*WHAT THIS TASK INVOLVES:* Copy the records below exactly, omitting any pictures they contain.
'''
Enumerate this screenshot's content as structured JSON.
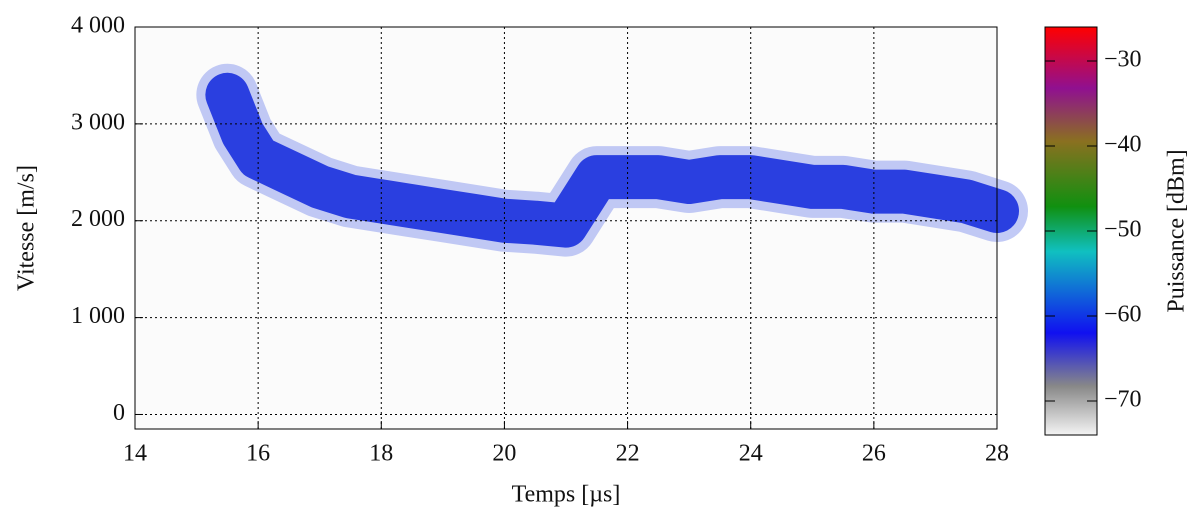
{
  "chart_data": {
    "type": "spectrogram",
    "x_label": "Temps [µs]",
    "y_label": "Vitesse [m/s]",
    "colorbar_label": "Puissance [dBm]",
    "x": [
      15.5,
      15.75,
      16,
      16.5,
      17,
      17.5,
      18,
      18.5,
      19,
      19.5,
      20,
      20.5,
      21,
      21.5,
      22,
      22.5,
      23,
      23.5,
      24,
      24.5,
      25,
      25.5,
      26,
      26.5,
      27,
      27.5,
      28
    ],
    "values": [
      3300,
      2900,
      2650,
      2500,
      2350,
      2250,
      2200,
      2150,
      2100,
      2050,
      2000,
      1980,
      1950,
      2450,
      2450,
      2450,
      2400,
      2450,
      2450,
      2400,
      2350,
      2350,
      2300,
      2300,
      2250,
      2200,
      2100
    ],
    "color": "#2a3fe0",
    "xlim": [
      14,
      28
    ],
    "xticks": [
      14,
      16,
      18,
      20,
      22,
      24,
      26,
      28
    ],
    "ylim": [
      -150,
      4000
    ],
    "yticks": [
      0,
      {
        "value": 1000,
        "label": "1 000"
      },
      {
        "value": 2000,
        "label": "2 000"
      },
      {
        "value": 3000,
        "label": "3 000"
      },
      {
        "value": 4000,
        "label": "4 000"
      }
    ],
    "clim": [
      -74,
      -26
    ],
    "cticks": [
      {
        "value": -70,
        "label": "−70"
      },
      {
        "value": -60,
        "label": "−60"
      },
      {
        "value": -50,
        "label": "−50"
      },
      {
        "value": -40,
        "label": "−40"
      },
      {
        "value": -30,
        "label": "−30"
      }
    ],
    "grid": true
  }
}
'''
*FINISHED ANSWER:*
Enumerate this screenshot's content as structured JSON.
{
  "chart_data": {
    "type": "spectrogram",
    "x_label": "Temps [µs]",
    "y_label": "Vitesse [m/s]",
    "colorbar_label": "Puissance [dBm]",
    "x": [
      15.5,
      15.75,
      16,
      16.5,
      17,
      17.5,
      18,
      18.5,
      19,
      19.5,
      20,
      20.5,
      21,
      21.5,
      22,
      22.5,
      23,
      23.5,
      24,
      24.5,
      25,
      25.5,
      26,
      26.5,
      27,
      27.5,
      28
    ],
    "values": [
      3300,
      2900,
      2650,
      2500,
      2350,
      2250,
      2200,
      2150,
      2100,
      2050,
      2000,
      1980,
      1950,
      2450,
      2450,
      2450,
      2400,
      2450,
      2450,
      2400,
      2350,
      2350,
      2300,
      2300,
      2250,
      2200,
      2100
    ],
    "color": "#2a3fe0",
    "xlim": [
      14,
      28
    ],
    "xticks": [
      14,
      16,
      18,
      20,
      22,
      24,
      26,
      28
    ],
    "ylim": [
      -150,
      4000
    ],
    "yticks": [
      0,
      {
        "value": 1000,
        "label": "1 000"
      },
      {
        "value": 2000,
        "label": "2 000"
      },
      {
        "value": 3000,
        "label": "3 000"
      },
      {
        "value": 4000,
        "label": "4 000"
      }
    ],
    "clim": [
      -74,
      -26
    ],
    "cticks": [
      {
        "value": -70,
        "label": "−70"
      },
      {
        "value": -60,
        "label": "−60"
      },
      {
        "value": -50,
        "label": "−50"
      },
      {
        "value": -40,
        "label": "−40"
      },
      {
        "value": -30,
        "label": "−30"
      }
    ],
    "grid": true
  }
}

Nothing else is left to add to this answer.